[YOUR INSTRUCTIONS] Transcribe the records in full, keeping every character as it is.

[Collected data entries]
^^^^^^^^

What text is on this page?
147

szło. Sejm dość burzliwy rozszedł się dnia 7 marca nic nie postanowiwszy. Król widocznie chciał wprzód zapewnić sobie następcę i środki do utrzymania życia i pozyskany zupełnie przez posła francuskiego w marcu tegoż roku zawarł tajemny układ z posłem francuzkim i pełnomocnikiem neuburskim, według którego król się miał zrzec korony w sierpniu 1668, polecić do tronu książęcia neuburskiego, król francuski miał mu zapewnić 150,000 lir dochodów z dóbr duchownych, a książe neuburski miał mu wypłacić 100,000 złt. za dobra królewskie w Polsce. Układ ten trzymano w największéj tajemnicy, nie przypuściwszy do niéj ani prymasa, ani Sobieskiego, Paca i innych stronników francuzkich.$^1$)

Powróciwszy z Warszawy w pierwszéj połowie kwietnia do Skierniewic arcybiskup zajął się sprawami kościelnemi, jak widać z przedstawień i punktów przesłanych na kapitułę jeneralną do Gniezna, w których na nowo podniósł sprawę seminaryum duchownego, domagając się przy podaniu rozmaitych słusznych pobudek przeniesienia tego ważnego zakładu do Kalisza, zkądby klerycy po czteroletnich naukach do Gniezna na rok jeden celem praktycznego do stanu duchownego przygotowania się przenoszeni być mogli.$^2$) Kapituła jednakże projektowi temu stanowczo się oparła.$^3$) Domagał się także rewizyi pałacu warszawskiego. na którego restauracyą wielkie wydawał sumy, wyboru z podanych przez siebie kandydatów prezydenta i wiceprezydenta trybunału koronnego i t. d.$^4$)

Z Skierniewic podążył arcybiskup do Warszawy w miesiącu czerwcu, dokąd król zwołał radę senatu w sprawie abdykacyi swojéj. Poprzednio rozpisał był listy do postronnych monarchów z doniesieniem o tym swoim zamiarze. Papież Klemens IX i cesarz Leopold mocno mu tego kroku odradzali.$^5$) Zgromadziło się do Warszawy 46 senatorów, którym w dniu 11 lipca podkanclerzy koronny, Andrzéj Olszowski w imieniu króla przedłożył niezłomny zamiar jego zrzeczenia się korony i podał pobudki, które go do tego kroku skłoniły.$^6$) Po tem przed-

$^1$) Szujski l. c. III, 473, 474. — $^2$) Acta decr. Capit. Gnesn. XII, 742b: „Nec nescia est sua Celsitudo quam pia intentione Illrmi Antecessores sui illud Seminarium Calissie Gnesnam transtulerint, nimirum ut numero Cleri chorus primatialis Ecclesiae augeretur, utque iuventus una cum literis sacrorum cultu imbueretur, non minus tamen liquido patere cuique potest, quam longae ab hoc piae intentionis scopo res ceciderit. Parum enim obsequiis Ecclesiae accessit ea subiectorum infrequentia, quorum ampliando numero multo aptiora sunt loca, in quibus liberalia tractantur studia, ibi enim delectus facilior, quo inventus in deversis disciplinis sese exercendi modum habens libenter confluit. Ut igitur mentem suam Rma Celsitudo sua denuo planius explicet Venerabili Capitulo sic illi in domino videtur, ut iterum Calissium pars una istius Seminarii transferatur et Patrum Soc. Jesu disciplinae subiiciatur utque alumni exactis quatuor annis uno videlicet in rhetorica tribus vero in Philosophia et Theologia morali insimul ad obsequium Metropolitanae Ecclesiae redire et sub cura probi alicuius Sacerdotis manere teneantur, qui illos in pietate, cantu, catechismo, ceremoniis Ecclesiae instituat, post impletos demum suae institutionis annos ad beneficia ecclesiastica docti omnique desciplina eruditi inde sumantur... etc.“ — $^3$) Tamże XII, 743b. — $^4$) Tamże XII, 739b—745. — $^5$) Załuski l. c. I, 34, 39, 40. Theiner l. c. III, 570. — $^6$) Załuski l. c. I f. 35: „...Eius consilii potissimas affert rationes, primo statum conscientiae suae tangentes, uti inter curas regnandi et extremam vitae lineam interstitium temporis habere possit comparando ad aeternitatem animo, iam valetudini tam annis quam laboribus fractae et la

^^^^^^^^

[EXERCISE SOLUTION]
What text is on this page?
147

szło. Sejm dość burzliwy rozszedł się dnia 7 marca nic nie postanowiwszy. Król widocznie chciał wprzód zapewnić sobie następcę i środki do utrzymania życia i pozyskany zupełnie przez posła francuskiego w marcu tegoż roku zawarł tajemny układ z posłem francuzkim i pełnomocnikiem neuburskim, według którego król się miał zrzec korony w sierpniu 1668, polecić do tronu książęcia neuburskiego, król francuski miał mu zapewnić 150,000 lir dochodów z dóbr duchownych, a książe neuburski miał mu wypłacić 100,000 złt. za dobra królewskie w Polsce. Układ ten trzymano w największéj tajemnicy, nie przypuściwszy do niéj ani prymasa, ani Sobieskiego, Paca i innych stronników francuzkich.$^1$)

Powróciwszy z Warszawy w pierwszéj połowie kwietnia do Skierniewic arcybiskup zajął się sprawami kościelnemi, jak widać z przedstawień i punktów przesłanych na kapitułę jeneralną do Gniezna, w których na nowo podniósł sprawę seminaryum duchownego, domagając się przy podaniu rozmaitych słusznych pobudek przeniesienia tego ważnego zakładu do Kalisza, zkądby klerycy po czteroletnich naukach do Gniezna na rok jeden celem praktycznego do stanu duchownego przygotowania się przenoszeni być mogli.$^2$) Kapituła jednakże projektowi temu stanowczo się oparła.$^3$) Domagał się także rewizyi pałacu warszawskiego. na którego restauracyą wielkie wydawał sumy, wyboru z podanych przez siebie kandydatów prezydenta i wiceprezydenta trybunału koronnego i t. d.$^4$)

Z Skierniewic podążył arcybiskup do Warszawy w miesiącu czerwcu, dokąd król zwołał radę senatu w sprawie abdykacyi swojéj. Poprzednio rozpisał był listy do postronnych monarchów z doniesieniem o tym swoim zamiarze. Papież Klemens IX i cesarz Leopold mocno mu tego kroku odradzali.$^5$) Zgromadziło się do Warszawy 46 senatorów, którym w dniu 11 lipca podkanclerzy koronny, Andrzéj Olszowski w imieniu króla przedłożył niezłomny zamiar jego zrzeczenia się korony i podał pobudki, które go do tego kroku skłoniły.$^6$) Po tem przed-

$^1$) Szujski l. c. III, 473, 474. — $^2$) Acta decr. Capit. Gnesn. XII, 742b: „Nec nescia est sua Celsitudo quam pia intentione Illrmi Antecessores sui illud Seminarium Calissie Gnesnam transtulerint, nimirum ut numero Cleri chorus primatialis Ecclesiae augeretur, utque iuventus una cum literis sacrorum cultu imbueretur, non minus tamen liquido patere cuique potest, quam longae ab hoc piae intentionis scopo res ceciderit. Parum enim obsequiis Ecclesiae accessit ea subiectorum infrequentia, quorum ampliando numero multo aptiora sunt loca, in quibus liberalia tractantur studia, ibi enim delectus facilior, quo inventus in deversis disciplinis sese exercendi modum habens libenter confluit. Ut igitur mentem suam Rma Celsitudo sua denuo planius explicet Venerabili Capitulo sic illi in domino videtur, ut iterum Calissium pars una istius Seminarii transferatur et Patrum Soc. Jesu disciplinae subiiciatur utque alumni exactis quatuor annis uno videlicet in rhetorica tribus vero in Philosophia et Theologia morali insimul ad obsequium Metropolitanae Ecclesiae redire et sub cura probi alicuius Sacerdotis manere teneantur, qui illos in pietate, cantu, catechismo, ceremoniis Ecclesiae instituat, post impletos demum suae institutionis annos ad beneficia ecclesiastica docti omnique desciplina eruditi inde sumantur... etc.“ — $^3$) Tamże XII, 743b. — $^4$) Tamże XII, 739b—745. — $^5$) Załuski l. c. I, 34, 39, 40. Theiner l. c. III, 570. — $^6$) Załuski l. c. I f. 35: „...Eius consilii potissimas affert rationes, primo statum conscientiae suae tangentes, uti inter curas regnandi et extremam vitae lineam interstitium temporis habere possit comparando ad aeternitatem animo, iam valetudini tam annis quam laboribus fractae et la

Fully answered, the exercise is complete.